>> Begin Records supplied

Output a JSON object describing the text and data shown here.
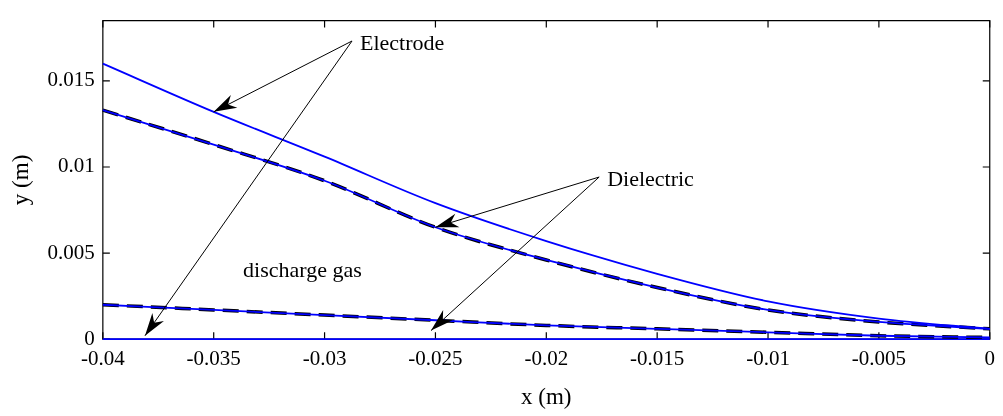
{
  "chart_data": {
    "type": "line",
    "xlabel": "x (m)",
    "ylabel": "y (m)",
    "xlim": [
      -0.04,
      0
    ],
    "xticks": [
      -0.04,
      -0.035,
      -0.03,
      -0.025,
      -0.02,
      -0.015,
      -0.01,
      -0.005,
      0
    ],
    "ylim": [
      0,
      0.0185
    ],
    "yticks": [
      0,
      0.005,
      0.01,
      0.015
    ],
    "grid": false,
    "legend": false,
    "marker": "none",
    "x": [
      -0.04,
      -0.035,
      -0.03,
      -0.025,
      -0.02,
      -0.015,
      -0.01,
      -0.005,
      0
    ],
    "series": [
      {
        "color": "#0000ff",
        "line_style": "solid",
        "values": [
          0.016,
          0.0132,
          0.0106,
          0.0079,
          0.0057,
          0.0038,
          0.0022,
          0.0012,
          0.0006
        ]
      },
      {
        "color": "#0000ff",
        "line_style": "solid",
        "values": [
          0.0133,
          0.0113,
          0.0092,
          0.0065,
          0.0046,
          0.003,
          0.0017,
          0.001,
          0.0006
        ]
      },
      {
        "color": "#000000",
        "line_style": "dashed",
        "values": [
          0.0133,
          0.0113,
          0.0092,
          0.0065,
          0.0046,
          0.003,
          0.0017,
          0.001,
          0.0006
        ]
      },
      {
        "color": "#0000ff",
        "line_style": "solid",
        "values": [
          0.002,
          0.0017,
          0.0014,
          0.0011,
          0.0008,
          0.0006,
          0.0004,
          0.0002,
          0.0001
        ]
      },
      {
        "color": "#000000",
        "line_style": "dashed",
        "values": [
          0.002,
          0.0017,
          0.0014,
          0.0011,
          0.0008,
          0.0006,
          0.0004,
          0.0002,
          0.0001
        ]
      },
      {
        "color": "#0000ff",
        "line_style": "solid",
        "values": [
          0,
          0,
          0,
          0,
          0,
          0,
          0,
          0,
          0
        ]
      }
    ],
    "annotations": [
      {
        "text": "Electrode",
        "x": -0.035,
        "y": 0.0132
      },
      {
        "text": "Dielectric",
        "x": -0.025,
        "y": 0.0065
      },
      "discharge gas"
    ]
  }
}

>> End Records supplied
>> Begin Records supplied

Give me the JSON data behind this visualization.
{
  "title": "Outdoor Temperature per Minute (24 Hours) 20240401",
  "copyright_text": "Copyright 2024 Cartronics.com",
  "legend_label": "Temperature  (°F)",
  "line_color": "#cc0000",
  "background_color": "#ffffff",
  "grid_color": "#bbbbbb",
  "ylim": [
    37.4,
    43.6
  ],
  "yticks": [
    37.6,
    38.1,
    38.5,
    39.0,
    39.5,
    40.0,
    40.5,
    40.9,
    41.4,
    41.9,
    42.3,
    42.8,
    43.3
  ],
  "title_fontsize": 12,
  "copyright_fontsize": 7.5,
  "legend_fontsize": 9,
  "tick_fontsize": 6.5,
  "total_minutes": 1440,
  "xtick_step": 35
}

>> End Records supplied

Which lines above hold the word "JSON"? Copy each of them.

-- Final result --
Output a JSON object describing the text and data shown here.
Give me the JSON data behind this visualization.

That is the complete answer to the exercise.